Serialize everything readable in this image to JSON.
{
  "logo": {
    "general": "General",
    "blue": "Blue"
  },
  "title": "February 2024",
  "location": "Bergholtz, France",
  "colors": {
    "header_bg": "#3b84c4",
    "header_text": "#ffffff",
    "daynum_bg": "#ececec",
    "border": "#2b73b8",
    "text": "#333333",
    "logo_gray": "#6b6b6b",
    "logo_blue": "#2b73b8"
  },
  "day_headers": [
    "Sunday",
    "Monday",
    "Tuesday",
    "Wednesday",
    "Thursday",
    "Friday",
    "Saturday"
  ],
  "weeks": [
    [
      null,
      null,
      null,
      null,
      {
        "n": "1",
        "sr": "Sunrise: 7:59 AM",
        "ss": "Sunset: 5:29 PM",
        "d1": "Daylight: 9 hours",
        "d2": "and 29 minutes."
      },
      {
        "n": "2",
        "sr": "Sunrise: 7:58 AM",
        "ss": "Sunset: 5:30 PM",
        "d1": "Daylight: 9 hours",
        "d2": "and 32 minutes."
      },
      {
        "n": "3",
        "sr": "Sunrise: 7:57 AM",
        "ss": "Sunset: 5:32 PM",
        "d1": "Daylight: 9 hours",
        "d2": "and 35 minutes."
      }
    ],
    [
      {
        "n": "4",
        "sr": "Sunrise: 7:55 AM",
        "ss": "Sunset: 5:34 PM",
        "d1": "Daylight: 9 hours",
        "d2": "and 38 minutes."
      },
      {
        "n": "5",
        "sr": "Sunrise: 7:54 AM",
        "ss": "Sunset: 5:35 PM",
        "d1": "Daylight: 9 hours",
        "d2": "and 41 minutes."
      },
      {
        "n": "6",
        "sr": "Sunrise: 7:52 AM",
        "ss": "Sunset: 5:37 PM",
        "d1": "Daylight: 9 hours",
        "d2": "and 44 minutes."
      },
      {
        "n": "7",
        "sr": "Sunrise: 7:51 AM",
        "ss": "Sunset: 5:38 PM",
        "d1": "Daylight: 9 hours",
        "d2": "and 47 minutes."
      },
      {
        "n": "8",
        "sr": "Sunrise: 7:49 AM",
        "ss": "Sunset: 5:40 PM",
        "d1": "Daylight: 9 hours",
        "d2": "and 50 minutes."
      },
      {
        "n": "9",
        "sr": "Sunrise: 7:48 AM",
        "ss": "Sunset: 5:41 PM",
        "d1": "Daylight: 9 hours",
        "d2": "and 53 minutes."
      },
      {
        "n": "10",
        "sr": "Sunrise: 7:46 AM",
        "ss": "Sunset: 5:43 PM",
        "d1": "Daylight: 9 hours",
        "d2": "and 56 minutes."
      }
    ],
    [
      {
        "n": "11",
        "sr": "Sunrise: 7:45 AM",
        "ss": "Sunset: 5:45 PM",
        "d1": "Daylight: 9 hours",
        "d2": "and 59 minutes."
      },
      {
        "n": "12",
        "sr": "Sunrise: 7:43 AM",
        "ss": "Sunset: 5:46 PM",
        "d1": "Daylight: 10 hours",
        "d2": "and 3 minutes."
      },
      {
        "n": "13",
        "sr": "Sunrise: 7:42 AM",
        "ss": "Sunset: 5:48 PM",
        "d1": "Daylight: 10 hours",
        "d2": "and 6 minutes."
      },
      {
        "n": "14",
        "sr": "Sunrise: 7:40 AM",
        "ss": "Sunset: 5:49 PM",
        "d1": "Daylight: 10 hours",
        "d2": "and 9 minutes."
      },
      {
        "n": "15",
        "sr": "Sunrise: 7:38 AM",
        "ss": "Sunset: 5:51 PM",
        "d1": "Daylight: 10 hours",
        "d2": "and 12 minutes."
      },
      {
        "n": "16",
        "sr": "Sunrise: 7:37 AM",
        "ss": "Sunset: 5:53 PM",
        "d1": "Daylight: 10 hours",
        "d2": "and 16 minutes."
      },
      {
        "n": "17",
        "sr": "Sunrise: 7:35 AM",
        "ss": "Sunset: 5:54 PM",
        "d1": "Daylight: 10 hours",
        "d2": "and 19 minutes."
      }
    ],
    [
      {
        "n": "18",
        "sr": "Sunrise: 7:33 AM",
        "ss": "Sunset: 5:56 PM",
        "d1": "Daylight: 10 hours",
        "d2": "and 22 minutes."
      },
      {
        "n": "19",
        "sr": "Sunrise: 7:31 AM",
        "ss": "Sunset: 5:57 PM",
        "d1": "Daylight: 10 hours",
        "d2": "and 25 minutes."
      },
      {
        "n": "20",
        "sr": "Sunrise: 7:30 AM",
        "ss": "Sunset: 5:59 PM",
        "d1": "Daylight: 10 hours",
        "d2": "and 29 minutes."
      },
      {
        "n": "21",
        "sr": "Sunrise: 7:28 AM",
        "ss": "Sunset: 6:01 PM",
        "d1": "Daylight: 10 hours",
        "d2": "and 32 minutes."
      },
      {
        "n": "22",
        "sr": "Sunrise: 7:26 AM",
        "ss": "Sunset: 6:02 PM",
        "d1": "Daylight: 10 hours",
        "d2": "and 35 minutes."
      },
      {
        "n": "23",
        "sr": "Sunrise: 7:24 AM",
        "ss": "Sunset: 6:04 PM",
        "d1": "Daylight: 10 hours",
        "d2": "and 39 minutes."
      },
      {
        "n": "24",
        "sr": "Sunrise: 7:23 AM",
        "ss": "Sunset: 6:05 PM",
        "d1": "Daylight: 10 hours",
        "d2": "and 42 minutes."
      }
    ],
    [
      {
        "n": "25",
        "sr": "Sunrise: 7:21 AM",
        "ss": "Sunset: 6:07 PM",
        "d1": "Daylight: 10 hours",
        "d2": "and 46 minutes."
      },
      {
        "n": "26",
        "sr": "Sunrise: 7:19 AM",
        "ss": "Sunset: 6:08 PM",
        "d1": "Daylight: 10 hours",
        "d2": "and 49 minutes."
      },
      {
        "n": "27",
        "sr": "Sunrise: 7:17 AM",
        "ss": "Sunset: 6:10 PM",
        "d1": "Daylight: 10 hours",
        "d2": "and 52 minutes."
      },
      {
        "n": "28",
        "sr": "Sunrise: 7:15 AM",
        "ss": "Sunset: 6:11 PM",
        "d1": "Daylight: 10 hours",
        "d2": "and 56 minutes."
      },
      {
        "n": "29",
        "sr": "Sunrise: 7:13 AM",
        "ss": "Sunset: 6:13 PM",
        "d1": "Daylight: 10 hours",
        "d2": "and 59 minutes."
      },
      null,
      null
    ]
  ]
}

+++

• Problem details
Write the entries again, exactly as they stand.

• Exercise result
Serialize everything readable in this image to JSON.
{
  "logo": {
    "general": "General",
    "blue": "Blue"
  },
  "title": "February 2024",
  "location": "Bergholtz, France",
  "colors": {
    "header_bg": "#3b84c4",
    "header_text": "#ffffff",
    "daynum_bg": "#ececec",
    "border": "#2b73b8",
    "text": "#333333",
    "logo_gray": "#6b6b6b",
    "logo_blue": "#2b73b8"
  },
  "day_headers": [
    "Sunday",
    "Monday",
    "Tuesday",
    "Wednesday",
    "Thursday",
    "Friday",
    "Saturday"
  ],
  "weeks": [
    [
      null,
      null,
      null,
      null,
      {
        "n": "1",
        "sr": "Sunrise: 7:59 AM",
        "ss": "Sunset: 5:29 PM",
        "d1": "Daylight: 9 hours",
        "d2": "and 29 minutes."
      },
      {
        "n": "2",
        "sr": "Sunrise: 7:58 AM",
        "ss": "Sunset: 5:30 PM",
        "d1": "Daylight: 9 hours",
        "d2": "and 32 minutes."
      },
      {
        "n": "3",
        "sr": "Sunrise: 7:57 AM",
        "ss": "Sunset: 5:32 PM",
        "d1": "Daylight: 9 hours",
        "d2": "and 35 minutes."
      }
    ],
    [
      {
        "n": "4",
        "sr": "Sunrise: 7:55 AM",
        "ss": "Sunset: 5:34 PM",
        "d1": "Daylight: 9 hours",
        "d2": "and 38 minutes."
      },
      {
        "n": "5",
        "sr": "Sunrise: 7:54 AM",
        "ss": "Sunset: 5:35 PM",
        "d1": "Daylight: 9 hours",
        "d2": "and 41 minutes."
      },
      {
        "n": "6",
        "sr": "Sunrise: 7:52 AM",
        "ss": "Sunset: 5:37 PM",
        "d1": "Daylight: 9 hours",
        "d2": "and 44 minutes."
      },
      {
        "n": "7",
        "sr": "Sunrise: 7:51 AM",
        "ss": "Sunset: 5:38 PM",
        "d1": "Daylight: 9 hours",
        "d2": "and 47 minutes."
      },
      {
        "n": "8",
        "sr": "Sunrise: 7:49 AM",
        "ss": "Sunset: 5:40 PM",
        "d1": "Daylight: 9 hours",
        "d2": "and 50 minutes."
      },
      {
        "n": "9",
        "sr": "Sunrise: 7:48 AM",
        "ss": "Sunset: 5:41 PM",
        "d1": "Daylight: 9 hours",
        "d2": "and 53 minutes."
      },
      {
        "n": "10",
        "sr": "Sunrise: 7:46 AM",
        "ss": "Sunset: 5:43 PM",
        "d1": "Daylight: 9 hours",
        "d2": "and 56 minutes."
      }
    ],
    [
      {
        "n": "11",
        "sr": "Sunrise: 7:45 AM",
        "ss": "Sunset: 5:45 PM",
        "d1": "Daylight: 9 hours",
        "d2": "and 59 minutes."
      },
      {
        "n": "12",
        "sr": "Sunrise: 7:43 AM",
        "ss": "Sunset: 5:46 PM",
        "d1": "Daylight: 10 hours",
        "d2": "and 3 minutes."
      },
      {
        "n": "13",
        "sr": "Sunrise: 7:42 AM",
        "ss": "Sunset: 5:48 PM",
        "d1": "Daylight: 10 hours",
        "d2": "and 6 minutes."
      },
      {
        "n": "14",
        "sr": "Sunrise: 7:40 AM",
        "ss": "Sunset: 5:49 PM",
        "d1": "Daylight: 10 hours",
        "d2": "and 9 minutes."
      },
      {
        "n": "15",
        "sr": "Sunrise: 7:38 AM",
        "ss": "Sunset: 5:51 PM",
        "d1": "Daylight: 10 hours",
        "d2": "and 12 minutes."
      },
      {
        "n": "16",
        "sr": "Sunrise: 7:37 AM",
        "ss": "Sunset: 5:53 PM",
        "d1": "Daylight: 10 hours",
        "d2": "and 16 minutes."
      },
      {
        "n": "17",
        "sr": "Sunrise: 7:35 AM",
        "ss": "Sunset: 5:54 PM",
        "d1": "Daylight: 10 hours",
        "d2": "and 19 minutes."
      }
    ],
    [
      {
        "n": "18",
        "sr": "Sunrise: 7:33 AM",
        "ss": "Sunset: 5:56 PM",
        "d1": "Daylight: 10 hours",
        "d2": "and 22 minutes."
      },
      {
        "n": "19",
        "sr": "Sunrise: 7:31 AM",
        "ss": "Sunset: 5:57 PM",
        "d1": "Daylight: 10 hours",
        "d2": "and 25 minutes."
      },
      {
        "n": "20",
        "sr": "Sunrise: 7:30 AM",
        "ss": "Sunset: 5:59 PM",
        "d1": "Daylight: 10 hours",
        "d2": "and 29 minutes."
      },
      {
        "n": "21",
        "sr": "Sunrise: 7:28 AM",
        "ss": "Sunset: 6:01 PM",
        "d1": "Daylight: 10 hours",
        "d2": "and 32 minutes."
      },
      {
        "n": "22",
        "sr": "Sunrise: 7:26 AM",
        "ss": "Sunset: 6:02 PM",
        "d1": "Daylight: 10 hours",
        "d2": "and 35 minutes."
      },
      {
        "n": "23",
        "sr": "Sunrise: 7:24 AM",
        "ss": "Sunset: 6:04 PM",
        "d1": "Daylight: 10 hours",
        "d2": "and 39 minutes."
      },
      {
        "n": "24",
        "sr": "Sunrise: 7:23 AM",
        "ss": "Sunset: 6:05 PM",
        "d1": "Daylight: 10 hours",
        "d2": "and 42 minutes."
      }
    ],
    [
      {
        "n": "25",
        "sr": "Sunrise: 7:21 AM",
        "ss": "Sunset: 6:07 PM",
        "d1": "Daylight: 10 hours",
        "d2": "and 46 minutes."
      },
      {
        "n": "26",
        "sr": "Sunrise: 7:19 AM",
        "ss": "Sunset: 6:08 PM",
        "d1": "Daylight: 10 hours",
        "d2": "and 49 minutes."
      },
      {
        "n": "27",
        "sr": "Sunrise: 7:17 AM",
        "ss": "Sunset: 6:10 PM",
        "d1": "Daylight: 10 hours",
        "d2": "and 52 minutes."
      },
      {
        "n": "28",
        "sr": "Sunrise: 7:15 AM",
        "ss": "Sunset: 6:11 PM",
        "d1": "Daylight: 10 hours",
        "d2": "and 56 minutes."
      },
      {
        "n": "29",
        "sr": "Sunrise: 7:13 AM",
        "ss": "Sunset: 6:13 PM",
        "d1": "Daylight: 10 hours",
        "d2": "and 59 minutes."
      },
      null,
      null
    ]
  ]
}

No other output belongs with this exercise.